=== Records provided ===

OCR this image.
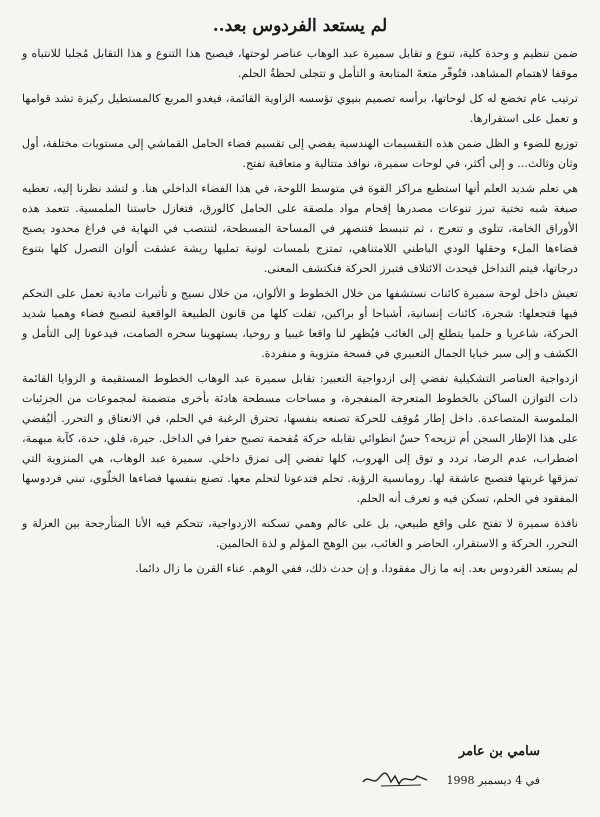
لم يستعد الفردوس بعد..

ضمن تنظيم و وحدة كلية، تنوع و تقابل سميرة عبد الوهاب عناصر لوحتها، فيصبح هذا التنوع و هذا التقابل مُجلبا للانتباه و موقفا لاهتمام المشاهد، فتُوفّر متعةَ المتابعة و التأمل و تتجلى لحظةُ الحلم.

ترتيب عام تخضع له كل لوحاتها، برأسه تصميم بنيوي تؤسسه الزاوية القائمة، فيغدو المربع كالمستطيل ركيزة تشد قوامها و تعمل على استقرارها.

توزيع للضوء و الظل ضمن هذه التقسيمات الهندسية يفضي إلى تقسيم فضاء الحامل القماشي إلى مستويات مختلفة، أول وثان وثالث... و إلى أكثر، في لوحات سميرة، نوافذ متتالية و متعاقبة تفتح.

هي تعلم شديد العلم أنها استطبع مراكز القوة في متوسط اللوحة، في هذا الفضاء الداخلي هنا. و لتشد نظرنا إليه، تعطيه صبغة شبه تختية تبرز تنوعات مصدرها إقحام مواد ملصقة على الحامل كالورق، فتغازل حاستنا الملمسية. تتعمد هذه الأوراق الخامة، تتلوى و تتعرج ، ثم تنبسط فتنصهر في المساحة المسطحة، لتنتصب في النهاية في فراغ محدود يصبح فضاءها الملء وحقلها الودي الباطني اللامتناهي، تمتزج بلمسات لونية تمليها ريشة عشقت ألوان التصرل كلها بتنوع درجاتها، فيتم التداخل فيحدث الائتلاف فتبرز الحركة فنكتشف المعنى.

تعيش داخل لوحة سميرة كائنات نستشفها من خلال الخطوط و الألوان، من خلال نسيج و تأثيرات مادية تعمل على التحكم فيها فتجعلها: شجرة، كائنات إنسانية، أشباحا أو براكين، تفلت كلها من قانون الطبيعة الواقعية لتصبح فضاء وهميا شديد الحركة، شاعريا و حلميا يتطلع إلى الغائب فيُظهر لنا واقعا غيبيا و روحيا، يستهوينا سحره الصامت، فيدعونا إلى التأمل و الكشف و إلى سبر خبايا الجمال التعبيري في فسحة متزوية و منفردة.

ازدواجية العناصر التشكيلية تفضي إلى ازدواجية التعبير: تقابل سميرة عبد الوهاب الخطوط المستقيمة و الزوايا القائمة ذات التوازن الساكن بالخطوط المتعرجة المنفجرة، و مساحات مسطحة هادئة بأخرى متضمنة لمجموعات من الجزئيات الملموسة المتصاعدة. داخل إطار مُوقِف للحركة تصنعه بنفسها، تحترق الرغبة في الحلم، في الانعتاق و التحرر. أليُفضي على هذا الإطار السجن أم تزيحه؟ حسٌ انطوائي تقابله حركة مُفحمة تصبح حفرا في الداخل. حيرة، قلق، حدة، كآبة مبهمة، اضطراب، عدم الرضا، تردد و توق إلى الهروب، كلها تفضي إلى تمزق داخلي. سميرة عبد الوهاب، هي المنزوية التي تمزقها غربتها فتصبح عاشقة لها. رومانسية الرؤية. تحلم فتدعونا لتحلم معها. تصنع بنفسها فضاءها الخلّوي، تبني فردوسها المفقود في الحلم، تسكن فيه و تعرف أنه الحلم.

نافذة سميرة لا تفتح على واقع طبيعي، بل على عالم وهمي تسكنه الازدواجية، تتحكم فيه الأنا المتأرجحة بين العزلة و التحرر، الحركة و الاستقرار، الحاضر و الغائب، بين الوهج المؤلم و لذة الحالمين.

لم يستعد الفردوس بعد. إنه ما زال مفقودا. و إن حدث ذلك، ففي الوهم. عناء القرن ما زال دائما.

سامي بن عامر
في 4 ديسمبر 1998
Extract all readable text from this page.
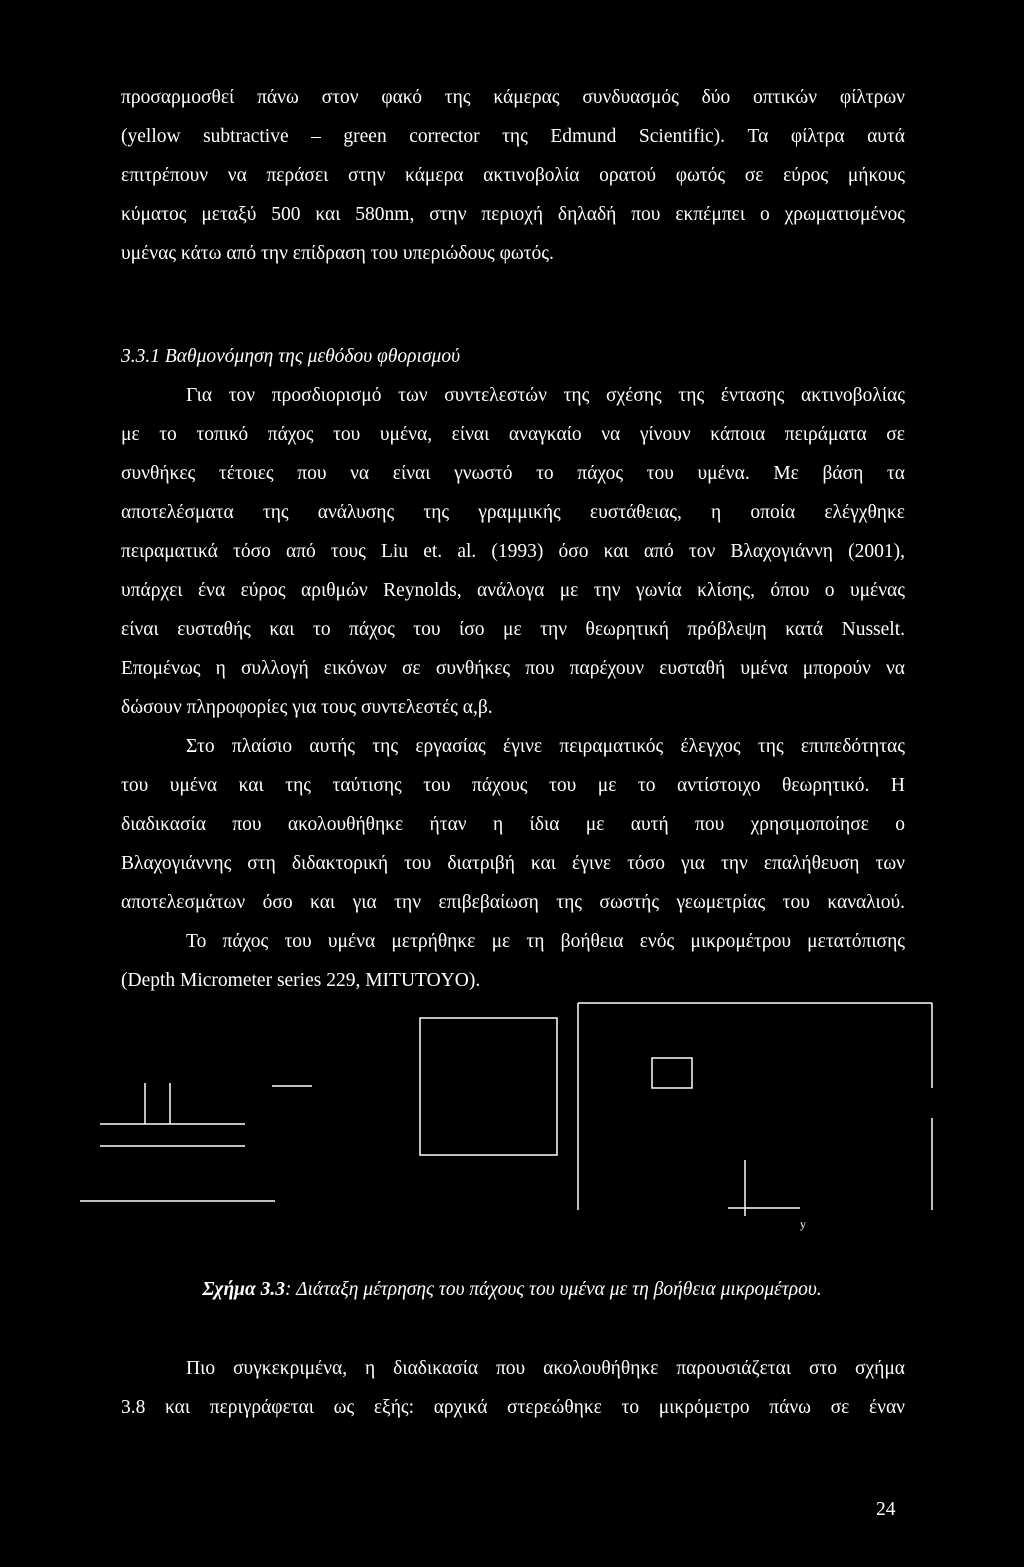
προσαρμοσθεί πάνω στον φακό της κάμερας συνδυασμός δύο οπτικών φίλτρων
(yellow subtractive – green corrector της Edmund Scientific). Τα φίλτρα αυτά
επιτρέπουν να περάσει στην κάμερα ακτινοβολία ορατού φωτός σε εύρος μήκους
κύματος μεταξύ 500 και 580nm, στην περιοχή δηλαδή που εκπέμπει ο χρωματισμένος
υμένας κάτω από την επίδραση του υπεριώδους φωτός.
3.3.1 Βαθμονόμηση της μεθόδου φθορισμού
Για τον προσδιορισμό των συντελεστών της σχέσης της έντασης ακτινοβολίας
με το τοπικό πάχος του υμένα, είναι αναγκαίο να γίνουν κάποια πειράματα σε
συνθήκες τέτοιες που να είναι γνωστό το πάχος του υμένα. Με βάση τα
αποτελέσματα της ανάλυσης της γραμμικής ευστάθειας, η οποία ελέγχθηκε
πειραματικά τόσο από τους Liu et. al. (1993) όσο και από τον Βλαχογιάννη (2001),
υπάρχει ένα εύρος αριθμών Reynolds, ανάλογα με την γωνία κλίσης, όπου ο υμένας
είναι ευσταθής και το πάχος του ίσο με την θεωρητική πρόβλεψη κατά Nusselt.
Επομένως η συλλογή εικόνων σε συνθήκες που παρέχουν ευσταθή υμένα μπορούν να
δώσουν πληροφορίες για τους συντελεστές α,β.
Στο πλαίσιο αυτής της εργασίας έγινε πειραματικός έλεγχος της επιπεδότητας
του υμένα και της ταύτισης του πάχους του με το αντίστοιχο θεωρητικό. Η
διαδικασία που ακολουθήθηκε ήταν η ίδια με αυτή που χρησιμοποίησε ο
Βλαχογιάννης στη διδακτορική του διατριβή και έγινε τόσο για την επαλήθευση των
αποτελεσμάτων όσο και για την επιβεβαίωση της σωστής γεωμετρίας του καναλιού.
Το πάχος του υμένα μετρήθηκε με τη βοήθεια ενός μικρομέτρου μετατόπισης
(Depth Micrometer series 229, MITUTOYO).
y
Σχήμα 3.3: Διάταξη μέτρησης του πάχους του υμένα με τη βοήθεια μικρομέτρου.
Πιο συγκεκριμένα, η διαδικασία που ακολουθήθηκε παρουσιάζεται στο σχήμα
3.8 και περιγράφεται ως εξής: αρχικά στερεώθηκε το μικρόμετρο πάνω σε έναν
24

===

Task objective:
Go through the listing above and return every line where the word "يستعد" occurs.

Solution to the problem:
لم يستعد الفردوس بعد..
لم يستعد الفردوس بعد. إنه ما زال مفقودا. و إن حدث ذلك، ففي الوهم. عناء القرن ما زال دائما.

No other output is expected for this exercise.